Lo que se pide: Por favor, continúa el texto de más abajo sobre Angostura y el Orinoco a partir de su última oración.

Dicen que no existe Cuba Libre sin Amargo de Angostura. Suena a consigna política, pero en realidad se trata de la receta de un cóctel: Coca-Cola, ron y unas cuantas goticas del amargo aromático hecho por primera vez en Angostura, la misma ciudad desde la cual Simón Bolívar soñó o tuvo su insomnio más famoso: la Gran Colombia. Dicen que en todo bar de verdadero prestigio debe haber una botellita del amargo hecho en la antigua Angostura, mejor conocida a partir de 1846 como Ciudad Bolívar.
Casi no recuerdo la Ciudad Bolívar de hoy, hace dos años o más que no piso sus calles atiborradas, pero en mis evocaciones a distancia prevalece el Orinoco inaudible por la proliferación de ruidos de la calle, los buhoneros estrepitosos, los negocios empachados de baratijas, los pasillos techados, los balcones, las complicadas rejas y celosías. Recuerdo también una lancha que cortaba al río en dos para traer gente desde un pueblo extraviado en la otra orilla. Era más bien un bote con motor que atracaba entre las piedras, en un puerto improvisado. Recuerdo que la gente se bajaba entre malabarismos, las manos llenas de maletas y bolsas, trastabillando en lo agreste de las piedras. Sin embargo, antes eran barcos descomunales los que navegaban a lo largo del Orinoco hasta llegar allí, sorteando remolinos, corrientes y toninas. Atracaban en un puerto de madera y los pasajeros no tenían que hacer acrobacias. Naves que entraban por el delta del río, venían desde el mar Caribe, de Trinidad, de Inglaterra. Traían y llevaban cosas. Traían gente, mucha gente: mercenarios ingleses, médicos alemanes, aventureros soñando con El Dorado, criollos y españoles. Algunos barcos traían libros, instrumentos musicales, manos, armas. Otros se llevaban todo lo que podían.

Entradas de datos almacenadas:
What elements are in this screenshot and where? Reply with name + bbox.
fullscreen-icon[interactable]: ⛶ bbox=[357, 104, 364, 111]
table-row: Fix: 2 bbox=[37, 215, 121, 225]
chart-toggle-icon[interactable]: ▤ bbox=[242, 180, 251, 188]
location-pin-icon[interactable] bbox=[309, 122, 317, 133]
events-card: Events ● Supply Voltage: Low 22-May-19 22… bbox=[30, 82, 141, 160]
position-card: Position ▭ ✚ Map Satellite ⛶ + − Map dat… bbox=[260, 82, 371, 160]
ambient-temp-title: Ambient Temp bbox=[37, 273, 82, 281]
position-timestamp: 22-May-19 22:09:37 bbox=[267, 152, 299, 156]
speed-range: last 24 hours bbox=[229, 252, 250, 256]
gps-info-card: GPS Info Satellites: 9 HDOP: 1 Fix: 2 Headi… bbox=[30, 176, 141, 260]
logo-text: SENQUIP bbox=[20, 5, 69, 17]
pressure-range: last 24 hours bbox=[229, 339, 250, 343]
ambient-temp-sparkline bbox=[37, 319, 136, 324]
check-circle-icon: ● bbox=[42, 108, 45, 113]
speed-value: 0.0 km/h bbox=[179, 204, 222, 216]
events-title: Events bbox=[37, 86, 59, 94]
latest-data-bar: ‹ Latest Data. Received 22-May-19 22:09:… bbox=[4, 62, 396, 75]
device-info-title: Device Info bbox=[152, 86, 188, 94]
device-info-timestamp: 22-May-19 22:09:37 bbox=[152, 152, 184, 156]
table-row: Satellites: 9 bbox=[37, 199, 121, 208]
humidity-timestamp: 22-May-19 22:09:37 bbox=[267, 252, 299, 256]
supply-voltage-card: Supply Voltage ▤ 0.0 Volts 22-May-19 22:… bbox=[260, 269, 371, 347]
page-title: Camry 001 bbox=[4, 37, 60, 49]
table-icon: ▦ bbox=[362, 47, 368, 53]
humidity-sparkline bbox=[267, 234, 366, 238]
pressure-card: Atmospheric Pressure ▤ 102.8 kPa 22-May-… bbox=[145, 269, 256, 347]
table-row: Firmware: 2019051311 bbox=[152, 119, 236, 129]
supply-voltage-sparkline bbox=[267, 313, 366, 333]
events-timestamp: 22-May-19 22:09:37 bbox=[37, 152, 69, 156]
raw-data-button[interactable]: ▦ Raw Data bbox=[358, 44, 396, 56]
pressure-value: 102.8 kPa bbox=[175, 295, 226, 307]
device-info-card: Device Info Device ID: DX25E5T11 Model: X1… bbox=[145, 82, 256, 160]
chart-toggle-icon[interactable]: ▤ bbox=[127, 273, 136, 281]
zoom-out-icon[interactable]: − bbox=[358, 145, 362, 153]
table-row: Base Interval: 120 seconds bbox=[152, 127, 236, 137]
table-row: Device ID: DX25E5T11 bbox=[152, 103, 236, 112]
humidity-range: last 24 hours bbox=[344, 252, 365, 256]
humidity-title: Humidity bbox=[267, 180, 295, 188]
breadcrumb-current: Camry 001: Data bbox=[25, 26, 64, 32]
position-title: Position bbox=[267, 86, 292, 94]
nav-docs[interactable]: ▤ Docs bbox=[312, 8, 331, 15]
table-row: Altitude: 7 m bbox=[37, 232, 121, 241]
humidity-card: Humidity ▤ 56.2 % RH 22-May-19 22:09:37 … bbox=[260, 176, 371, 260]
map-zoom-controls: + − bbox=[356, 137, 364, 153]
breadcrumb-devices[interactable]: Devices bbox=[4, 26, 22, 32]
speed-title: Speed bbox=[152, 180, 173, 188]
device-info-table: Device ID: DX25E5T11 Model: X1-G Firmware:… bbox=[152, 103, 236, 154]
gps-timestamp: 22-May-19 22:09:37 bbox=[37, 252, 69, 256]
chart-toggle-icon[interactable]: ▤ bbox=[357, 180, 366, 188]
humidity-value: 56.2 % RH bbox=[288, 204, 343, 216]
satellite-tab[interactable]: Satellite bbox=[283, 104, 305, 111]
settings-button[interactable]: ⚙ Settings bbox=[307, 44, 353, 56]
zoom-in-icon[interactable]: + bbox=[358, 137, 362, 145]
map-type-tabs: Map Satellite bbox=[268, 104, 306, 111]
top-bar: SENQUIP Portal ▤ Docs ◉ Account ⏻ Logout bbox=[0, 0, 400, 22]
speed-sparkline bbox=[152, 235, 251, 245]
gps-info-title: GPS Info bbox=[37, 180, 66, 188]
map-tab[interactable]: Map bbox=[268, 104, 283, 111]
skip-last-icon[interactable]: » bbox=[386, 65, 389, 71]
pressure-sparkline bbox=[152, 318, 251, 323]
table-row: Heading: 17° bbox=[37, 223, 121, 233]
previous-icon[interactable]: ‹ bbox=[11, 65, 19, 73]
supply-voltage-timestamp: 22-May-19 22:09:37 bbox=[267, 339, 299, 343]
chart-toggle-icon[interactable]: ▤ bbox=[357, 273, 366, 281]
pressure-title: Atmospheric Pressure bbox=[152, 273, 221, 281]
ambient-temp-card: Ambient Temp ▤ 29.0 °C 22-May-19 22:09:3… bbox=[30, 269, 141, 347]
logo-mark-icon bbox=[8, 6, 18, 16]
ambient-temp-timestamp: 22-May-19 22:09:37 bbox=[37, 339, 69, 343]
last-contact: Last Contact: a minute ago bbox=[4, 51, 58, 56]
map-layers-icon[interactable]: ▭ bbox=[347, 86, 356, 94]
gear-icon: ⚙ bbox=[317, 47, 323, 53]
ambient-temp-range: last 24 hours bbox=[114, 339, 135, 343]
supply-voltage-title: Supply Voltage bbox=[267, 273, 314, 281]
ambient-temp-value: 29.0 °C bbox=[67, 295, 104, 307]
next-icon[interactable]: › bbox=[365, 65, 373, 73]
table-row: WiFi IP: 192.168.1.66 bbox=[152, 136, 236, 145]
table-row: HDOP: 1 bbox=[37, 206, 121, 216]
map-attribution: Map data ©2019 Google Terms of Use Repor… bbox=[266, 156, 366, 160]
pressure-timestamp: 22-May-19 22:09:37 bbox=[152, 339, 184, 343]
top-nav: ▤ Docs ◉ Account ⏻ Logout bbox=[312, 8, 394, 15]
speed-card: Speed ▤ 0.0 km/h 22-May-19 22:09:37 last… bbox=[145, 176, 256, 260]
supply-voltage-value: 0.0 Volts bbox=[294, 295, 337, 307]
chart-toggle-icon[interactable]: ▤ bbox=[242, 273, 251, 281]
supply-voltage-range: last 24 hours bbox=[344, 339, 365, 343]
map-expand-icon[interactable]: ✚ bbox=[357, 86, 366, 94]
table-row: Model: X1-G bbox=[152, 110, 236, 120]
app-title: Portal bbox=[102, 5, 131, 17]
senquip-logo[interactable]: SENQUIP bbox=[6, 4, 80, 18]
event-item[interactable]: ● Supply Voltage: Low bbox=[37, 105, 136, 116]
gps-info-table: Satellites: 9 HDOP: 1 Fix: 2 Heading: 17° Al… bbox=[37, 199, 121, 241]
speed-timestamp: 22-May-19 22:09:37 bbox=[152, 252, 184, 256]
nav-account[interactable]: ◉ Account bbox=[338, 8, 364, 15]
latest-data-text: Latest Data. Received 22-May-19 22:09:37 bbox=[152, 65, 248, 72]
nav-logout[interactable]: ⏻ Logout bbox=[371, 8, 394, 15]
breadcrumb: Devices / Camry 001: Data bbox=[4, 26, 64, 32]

Respuesta:
Hace más de 150 años, uno de esos grandes barcos trajo a Johann Gottlieb Benjamín Siegert, médico alemán que venía a encargarse de la epidemia de cólera que estaba desolando al poblado y de los heridos que iban dejando las guerras posteriores a la independencia. En el punto más angosto del río, aquel médico fue nombrado Cirujano General del Hospital Militar por el mismísimo Simón Bolívar. Allí, en medio de la barbarie de las guerras, este alemán creó un medicamento hecho de frutas, raíces, semillas y cortezas para aplacar los ardores del cólera y otras epidemias cuyos nombres eran aún desconocidos. El preparado fue tan famoso y tan requerido que el médico alemán abandonó el hospital y se dedicó sólo a fabricar su pócima secreta. Las botellitas se iban en cajas repletas en las fauces de aquellas ballenas de madera. Seguían el curso del río, se estremecían con los saltos del delta y finalmente llegaban al Caribe. Algunas tocaban puerto en Trinidad, antes de seguir viaje hasta Caracas. Otras seguían rumbo a algún puerto europeo. De pronto aquel brebaje dejó de ser sólo un remedio y se comenzó a usar para realzar el sabor de sopas y cócteles.
Años después el Amargo de Angostura se fue definitivamente por el mismo río que había traído a su inventor. Los hijos del alemán huyeron de Venezuela, de todas las guerras que se sucedían las unas a las otras, de los caudillos que se deponían los unos a los otros. Llegaron a Trinidad y allí se quedaron. Se me ocurre que el amargo de Angostura se fue y se llevó cierta dulzura, cierto sueño de ciudad cosmopolita con el que se consolaba la vieja Ciudad Bolívar. Tiempo después el río se secó de barcos. Se acabó el comercio, el contrabando, la navegación de los grandes navíos hasta Ciudad Bolívar. Tal parece que ahora sólo hay lanchas que llevan y traen la gente de aquel pueblo en la otra orilla, personas que vienen a comprar bastimentos o a trabajar. Desembarcan sin puerto y probablemente toman su Cuba Libre sin Amargo de Angostura.